## BEGIN
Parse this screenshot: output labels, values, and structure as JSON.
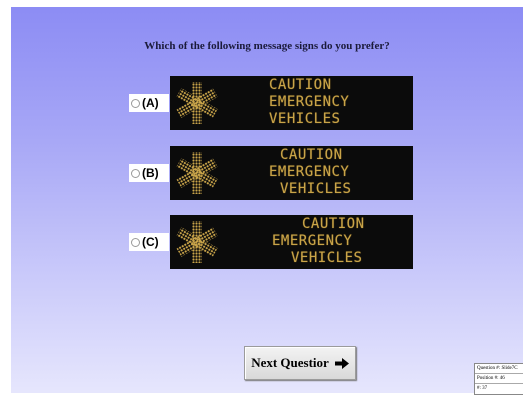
{
  "question": "Which of the following message signs do you prefer?",
  "options": [
    {
      "label": "(A)",
      "lines": [
        "CAUTION",
        "EMERGENCY",
        "VEHICLES"
      ]
    },
    {
      "label": "(B)",
      "lines": [
        "CAUTION",
        "EMERGENCY",
        "VEHICLES"
      ]
    },
    {
      "label": "(C)",
      "lines": [
        "CAUTION",
        "EMERGENCY",
        "VEHICLES"
      ]
    }
  ],
  "sign_text_color": "#c9a449",
  "sign_icon": "star-of-life-icon",
  "next_button": {
    "label": "Next Questior",
    "icon": "arrow-right-icon"
  },
  "info": {
    "question_no": "Question #: Slide7C",
    "position_no": "Position #: 46",
    "number": "#: 37"
  }
}
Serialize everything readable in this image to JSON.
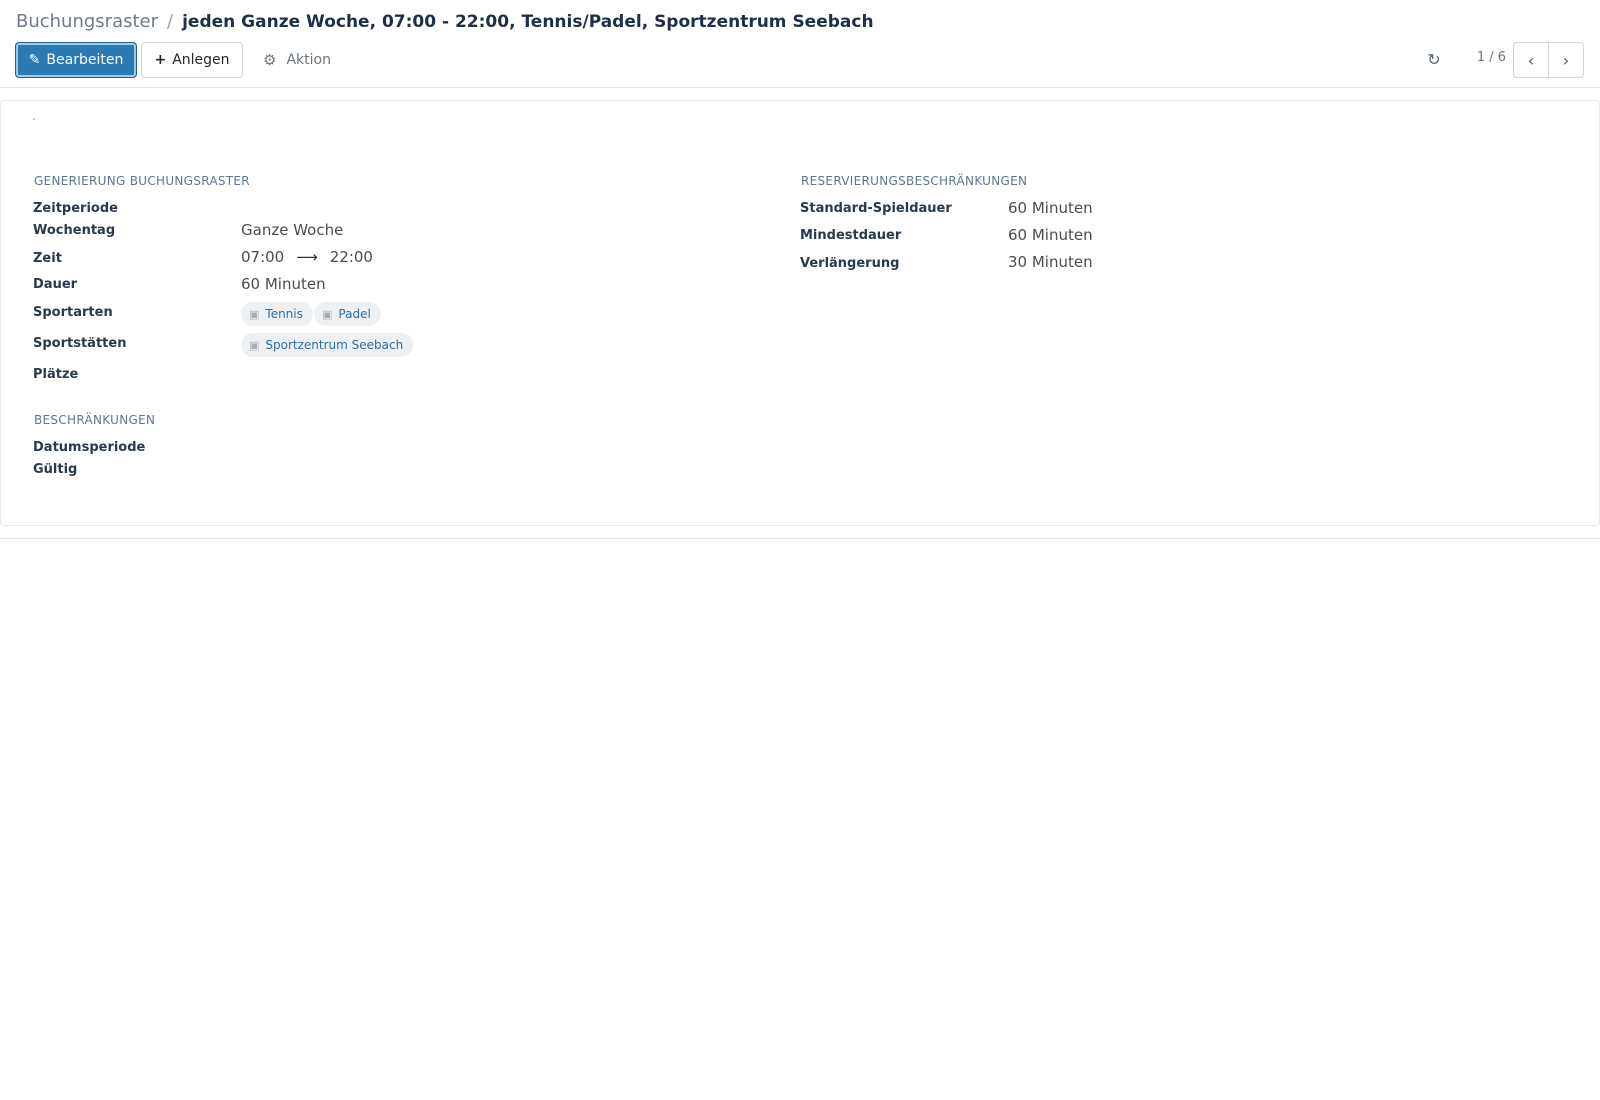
{
  "breadcrumb": {
    "parent": "Buchungsraster",
    "separator": "/",
    "current": "jeden Ganze Woche, 07:00 - 22:00, Tennis/Padel, Sportzentrum Seebach"
  },
  "toolbar": {
    "edit_label": "Bearbeiten",
    "create_label": "Anlegen",
    "action_label": "Aktion"
  },
  "pager": {
    "value": "1 / 6"
  },
  "colors": {
    "primary": "#2b7ab4",
    "tag_text": "#2f6da3",
    "group_title": "#5f7590"
  },
  "left_group": {
    "title": "GENERIERUNG BUCHUNGSRASTER",
    "fields": {
      "zeitperiode": {
        "label": "Zeitperiode"
      },
      "wochentag": {
        "label": "Wochentag",
        "value": "Ganze Woche"
      },
      "zeit": {
        "label": "Zeit",
        "from": "07:00",
        "to": "22:00"
      },
      "dauer": {
        "label": "Dauer",
        "value": "60 Minuten"
      },
      "sportarten": {
        "label": "Sportarten",
        "tags": [
          "Tennis",
          "Padel"
        ]
      },
      "sportstaetten": {
        "label": "Sportstätten",
        "tags": [
          "Sportzentrum Seebach"
        ]
      },
      "plaetze": {
        "label": "Plätze"
      }
    }
  },
  "restrictions_group": {
    "title": "BESCHRÄNKUNGEN",
    "fields": {
      "datumsperiode": {
        "label": "Datumsperiode"
      },
      "gueltig": {
        "label": "Gültig"
      }
    }
  },
  "right_group": {
    "title": "RESERVIERUNGSBESCHRÄNKUNGEN",
    "fields": {
      "standard": {
        "label": "Standard-Spieldauer",
        "value": "60 Minuten"
      },
      "mindest": {
        "label": "Mindestdauer",
        "value": "60 Minuten"
      },
      "verlaengerung": {
        "label": "Verlängerung",
        "value": "30 Minuten"
      }
    }
  },
  "icons": {
    "edit": "pencil-icon",
    "create": "plus-icon",
    "action": "gear-icon",
    "reload": "refresh-icon",
    "prev": "chevron-left-icon",
    "next": "chevron-right-icon",
    "tag": "camera-icon"
  }
}
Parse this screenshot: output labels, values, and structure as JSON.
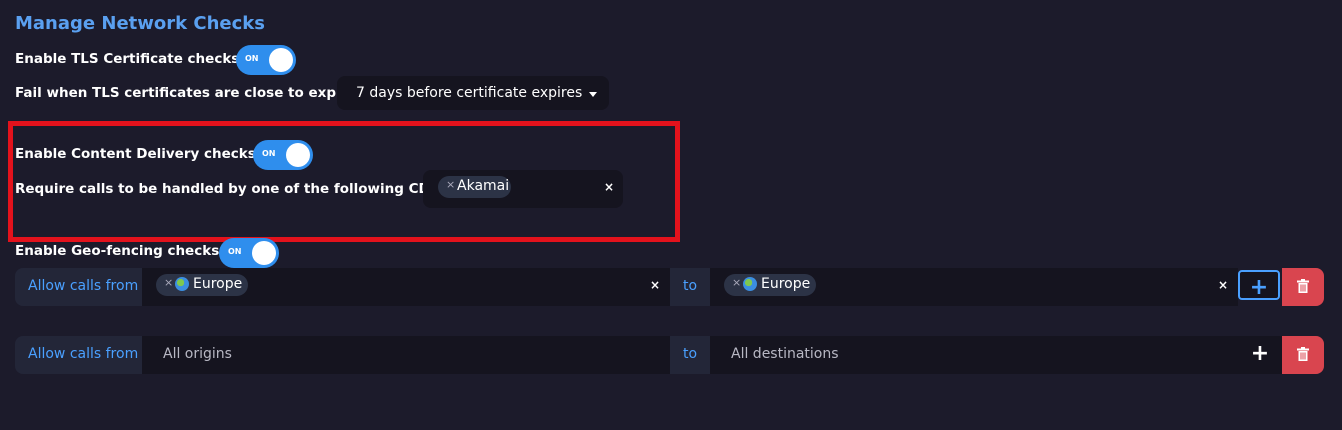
{
  "page": {
    "title": "Manage Network Checks"
  },
  "tls": {
    "enable_label": "Enable TLS Certificate checks:",
    "toggle_text": "ON",
    "expiry_label": "Fail when TLS certificates are close to expiry:",
    "expiry_value": "7 days before certificate expires"
  },
  "cdn": {
    "enable_label": "Enable Content Delivery checks:",
    "toggle_text": "ON",
    "require_label": "Require calls to be handled by one of the following CDNs:",
    "chips": [
      "Akamai"
    ],
    "remove_symbol": "×",
    "clear_symbol": "×"
  },
  "geo": {
    "enable_label": "Enable Geo-fencing checks:",
    "toggle_text": "ON",
    "rows": [
      {
        "allow_label": "Allow calls from",
        "from_chip": "Europe",
        "to_label": "to",
        "to_chip": "Europe",
        "add_symbol": "+",
        "clear_symbol": "×"
      },
      {
        "allow_label": "Allow calls from",
        "from_placeholder": "All origins",
        "to_label": "to",
        "to_placeholder": "All destinations",
        "add_symbol": "+"
      }
    ]
  },
  "colors": {
    "accent": "#2f8eed",
    "title": "#5aa0f0",
    "highlight_border": "#e3121c",
    "delete": "#d9454f",
    "background": "#1c1b2b"
  },
  "icons": [
    "globe-icon",
    "trash-icon",
    "plus-icon",
    "close-icon",
    "caret-down-icon"
  ]
}
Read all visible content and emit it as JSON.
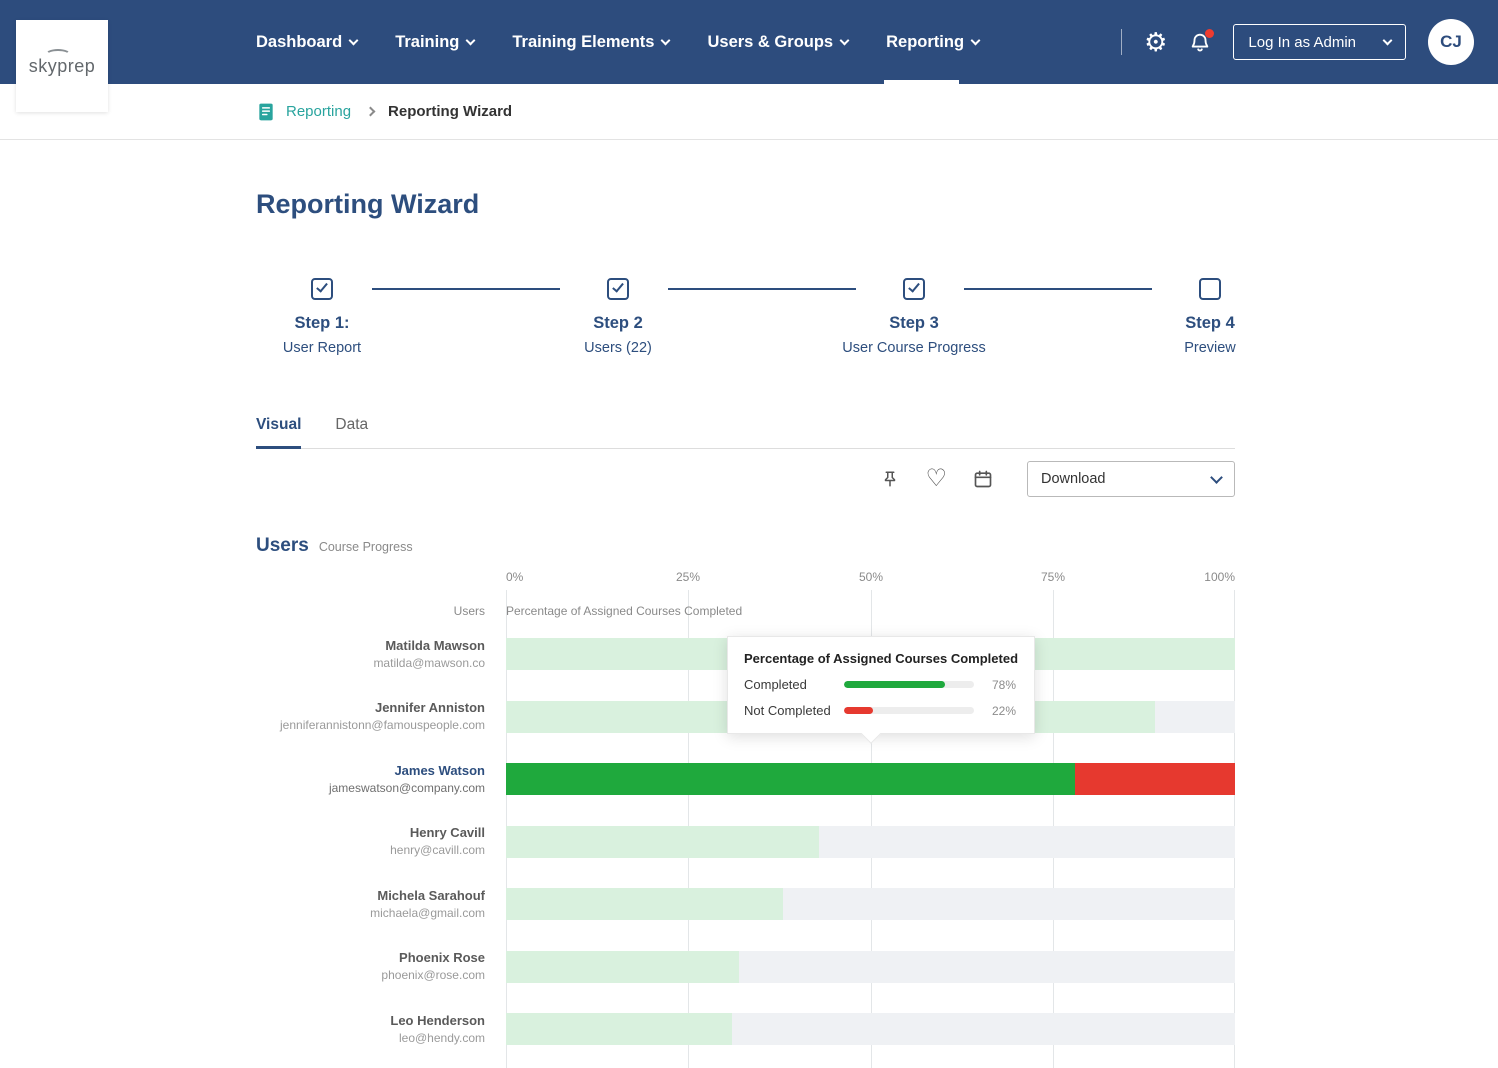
{
  "navbar": {
    "logo": "skyprep",
    "items": [
      {
        "label": "Dashboard"
      },
      {
        "label": "Training"
      },
      {
        "label": "Training Elements"
      },
      {
        "label": "Users & Groups"
      },
      {
        "label": "Reporting"
      }
    ],
    "login_label": "Log In as Admin",
    "avatar": "CJ"
  },
  "breadcrumb": {
    "parent": "Reporting",
    "current": "Reporting Wizard"
  },
  "page_title": "Reporting Wizard",
  "stepper": {
    "steps": [
      {
        "title": "Step 1:",
        "subtitle": "User Report",
        "checked": true
      },
      {
        "title": "Step 2",
        "subtitle": "Users (22)",
        "checked": true
      },
      {
        "title": "Step 3",
        "subtitle": "User Course Progress",
        "checked": true
      },
      {
        "title": "Step 4",
        "subtitle": "Preview",
        "checked": false
      }
    ]
  },
  "tabs": {
    "visual": "Visual",
    "data": "Data"
  },
  "toolbar": {
    "download": "Download"
  },
  "section": {
    "title": "Users",
    "subtitle": "Course Progress",
    "users_col": "Users",
    "metric_col": "Percentage of Assigned Courses Completed"
  },
  "axis": {
    "ticks": [
      "0%",
      "25%",
      "50%",
      "75%",
      "100%"
    ]
  },
  "tooltip": {
    "title": "Percentage of Assigned Courses Completed",
    "completed_label": "Completed",
    "completed_value": "78%",
    "completed_pct": 78,
    "not_completed_label": "Not Completed",
    "not_completed_value": "22%",
    "not_completed_pct": 22
  },
  "colors": {
    "navy": "#2d4c7d",
    "teal": "#29a49e",
    "completed": "#1fa93d",
    "completed_light": "#d9f1de",
    "not_completed": "#e6392f",
    "track": "#eff1f4",
    "notification": "#ef3b30"
  },
  "chart_data": {
    "type": "bar",
    "orientation": "horizontal",
    "title": "Users — Course Progress",
    "xlabel": "Percentage of Assigned Courses Completed",
    "xlim": [
      0,
      100
    ],
    "x_ticks": [
      "0%",
      "25%",
      "50%",
      "75%",
      "100%"
    ],
    "rows": [
      {
        "name": "Matilda Mawson",
        "email": "matilda@mawson.co",
        "completed_pct": 100,
        "not_completed_pct": 0,
        "highlight": false
      },
      {
        "name": "Jennifer Anniston",
        "email": "jenniferannistonn@famouspeople.com",
        "completed_pct": 89,
        "not_completed_pct": 0,
        "highlight": false
      },
      {
        "name": "James Watson",
        "email": "jameswatson@company.com",
        "completed_pct": 78,
        "not_completed_pct": 22,
        "highlight": true
      },
      {
        "name": "Henry Cavill",
        "email": "henry@cavill.com",
        "completed_pct": 43,
        "not_completed_pct": 0,
        "highlight": false
      },
      {
        "name": "Michela Sarahouf",
        "email": "michaela@gmail.com",
        "completed_pct": 38,
        "not_completed_pct": 0,
        "highlight": false
      },
      {
        "name": "Phoenix Rose",
        "email": "phoenix@rose.com",
        "completed_pct": 32,
        "not_completed_pct": 0,
        "highlight": false
      },
      {
        "name": "Leo Henderson",
        "email": "leo@hendy.com",
        "completed_pct": 31,
        "not_completed_pct": 0,
        "highlight": false
      }
    ]
  }
}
## END
What is needed: Reproduce each entry verbatim, excluding any embedded images.

Written solution:
Parse this screenshot: output labels, values, and structure as JSON.
{
  "question": "Which of the following message signs do you prefer?",
  "options": [
    {
      "label": "(A)",
      "lines": [
        "CAUTION",
        "EMERGENCY",
        "VEHICLES"
      ]
    },
    {
      "label": "(B)",
      "lines": [
        "CAUTION",
        "EMERGENCY",
        "VEHICLES"
      ]
    },
    {
      "label": "(C)",
      "lines": [
        "CAUTION",
        "EMERGENCY",
        "VEHICLES"
      ]
    }
  ],
  "sign_text_color": "#c9a449",
  "sign_icon": "star-of-life-icon",
  "next_button": {
    "label": "Next Questior",
    "icon": "arrow-right-icon"
  },
  "info": {
    "question_no": "Question #: Slide7C",
    "position_no": "Position #: 46",
    "number": "#: 37"
  }
}
Serialize everything readable in this image to JSON.
{
  "breadcrumb": {
    "parent": "Buchungsraster",
    "separator": "/",
    "current": "jeden Ganze Woche, 07:00 - 22:00, Tennis/Padel, Sportzentrum Seebach"
  },
  "toolbar": {
    "edit_label": "Bearbeiten",
    "create_label": "Anlegen",
    "action_label": "Aktion"
  },
  "pager": {
    "value": "1 / 6"
  },
  "colors": {
    "primary": "#2b7ab4",
    "tag_text": "#2f6da3",
    "group_title": "#5f7590"
  },
  "left_group": {
    "title": "GENERIERUNG BUCHUNGSRASTER",
    "fields": {
      "zeitperiode": {
        "label": "Zeitperiode"
      },
      "wochentag": {
        "label": "Wochentag",
        "value": "Ganze Woche"
      },
      "zeit": {
        "label": "Zeit",
        "from": "07:00",
        "to": "22:00"
      },
      "dauer": {
        "label": "Dauer",
        "value": "60 Minuten"
      },
      "sportarten": {
        "label": "Sportarten",
        "tags": [
          "Tennis",
          "Padel"
        ]
      },
      "sportstaetten": {
        "label": "Sportstätten",
        "tags": [
          "Sportzentrum Seebach"
        ]
      },
      "plaetze": {
        "label": "Plätze"
      }
    }
  },
  "restrictions_group": {
    "title": "BESCHRÄNKUNGEN",
    "fields": {
      "datumsperiode": {
        "label": "Datumsperiode"
      },
      "gueltig": {
        "label": "Gültig"
      }
    }
  },
  "right_group": {
    "title": "RESERVIERUNGSBESCHRÄNKUNGEN",
    "fields": {
      "standard": {
        "label": "Standard-Spieldauer",
        "value": "60 Minuten"
      },
      "mindest": {
        "label": "Mindestdauer",
        "value": "60 Minuten"
      },
      "verlaengerung": {
        "label": "Verlängerung",
        "value": "30 Minuten"
      }
    }
  },
  "icons": {
    "edit": "pencil-icon",
    "create": "plus-icon",
    "action": "gear-icon",
    "reload": "refresh-icon",
    "prev": "chevron-left-icon",
    "next": "chevron-right-icon",
    "tag": "camera-icon"
  }
}
Parse this screenshot: output labels, values, and structure as JSON.
{
  "page": {
    "title": "Manage Network Checks"
  },
  "tls": {
    "enable_label": "Enable TLS Certificate checks:",
    "toggle_text": "ON",
    "expiry_label": "Fail when TLS certificates are close to expiry:",
    "expiry_value": "7 days before certificate expires"
  },
  "cdn": {
    "enable_label": "Enable Content Delivery checks:",
    "toggle_text": "ON",
    "require_label": "Require calls to be handled by one of the following CDNs:",
    "chips": [
      "Akamai"
    ],
    "remove_symbol": "×",
    "clear_symbol": "×"
  },
  "geo": {
    "enable_label": "Enable Geo-fencing checks:",
    "toggle_text": "ON",
    "rows": [
      {
        "allow_label": "Allow calls from",
        "from_chip": "Europe",
        "to_label": "to",
        "to_chip": "Europe",
        "add_symbol": "+",
        "clear_symbol": "×"
      },
      {
        "allow_label": "Allow calls from",
        "from_placeholder": "All origins",
        "to_label": "to",
        "to_placeholder": "All destinations",
        "add_symbol": "+"
      }
    ]
  },
  "colors": {
    "accent": "#2f8eed",
    "title": "#5aa0f0",
    "highlight_border": "#e3121c",
    "delete": "#d9454f",
    "background": "#1c1b2b"
  },
  "icons": [
    "globe-icon",
    "trash-icon",
    "plus-icon",
    "close-icon",
    "caret-down-icon"
  ]
}
Read all visible content and emit it as JSON.
{
  "navbar": {
    "logo": "skyprep",
    "items": [
      {
        "label": "Dashboard"
      },
      {
        "label": "Training"
      },
      {
        "label": "Training Elements"
      },
      {
        "label": "Users & Groups"
      },
      {
        "label": "Reporting"
      }
    ],
    "login_label": "Log In as Admin",
    "avatar": "CJ"
  },
  "breadcrumb": {
    "parent": "Reporting",
    "current": "Reporting Wizard"
  },
  "page_title": "Reporting Wizard",
  "stepper": {
    "steps": [
      {
        "title": "Step 1:",
        "subtitle": "User Report",
        "checked": true
      },
      {
        "title": "Step 2",
        "subtitle": "Users (22)",
        "checked": true
      },
      {
        "title": "Step 3",
        "subtitle": "User Course Progress",
        "checked": true
      },
      {
        "title": "Step 4",
        "subtitle": "Preview",
        "checked": false
      }
    ]
  },
  "tabs": {
    "visual": "Visual",
    "data": "Data"
  },
  "toolbar": {
    "download": "Download"
  },
  "section": {
    "title": "Users",
    "subtitle": "Course Progress",
    "users_col": "Users",
    "metric_col": "Percentage of Assigned Courses Completed"
  },
  "axis": {
    "ticks": [
      "0%",
      "25%",
      "50%",
      "75%",
      "100%"
    ]
  },
  "tooltip": {
    "title": "Percentage of Assigned Courses Completed",
    "completed_label": "Completed",
    "completed_value": "78%",
    "completed_pct": 78,
    "not_completed_label": "Not Completed",
    "not_completed_value": "22%",
    "not_completed_pct": 22
  },
  "colors": {
    "navy": "#2d4c7d",
    "teal": "#29a49e",
    "completed": "#1fa93d",
    "completed_light": "#d9f1de",
    "not_completed": "#e6392f",
    "track": "#eff1f4",
    "notification": "#ef3b30"
  },
  "chart_data": {
    "type": "bar",
    "orientation": "horizontal",
    "title": "Users — Course Progress",
    "xlabel": "Percentage of Assigned Courses Completed",
    "xlim": [
      0,
      100
    ],
    "x_ticks": [
      "0%",
      "25%",
      "50%",
      "75%",
      "100%"
    ],
    "rows": [
      {
        "name": "Matilda Mawson",
        "email": "matilda@mawson.co",
        "completed_pct": 100,
        "not_completed_pct": 0,
        "highlight": false
      },
      {
        "name": "Jennifer Anniston",
        "email": "jenniferannistonn@famouspeople.com",
        "completed_pct": 89,
        "not_completed_pct": 0,
        "highlight": false
      },
      {
        "name": "James Watson",
        "email": "jameswatson@company.com",
        "completed_pct": 78,
        "not_completed_pct": 22,
        "highlight": true
      },
      {
        "name": "Henry Cavill",
        "email": "henry@cavill.com",
        "completed_pct": 43,
        "not_completed_pct": 0,
        "highlight": false
      },
      {
        "name": "Michela Sarahouf",
        "email": "michaela@gmail.com",
        "completed_pct": 38,
        "not_completed_pct": 0,
        "highlight": false
      },
      {
        "name": "Phoenix Rose",
        "email": "phoenix@rose.com",
        "completed_pct": 32,
        "not_completed_pct": 0,
        "highlight": false
      },
      {
        "name": "Leo Henderson",
        "email": "leo@hendy.com",
        "completed_pct": 31,
        "not_completed_pct": 0,
        "highlight": false
      }
    ]
  }
}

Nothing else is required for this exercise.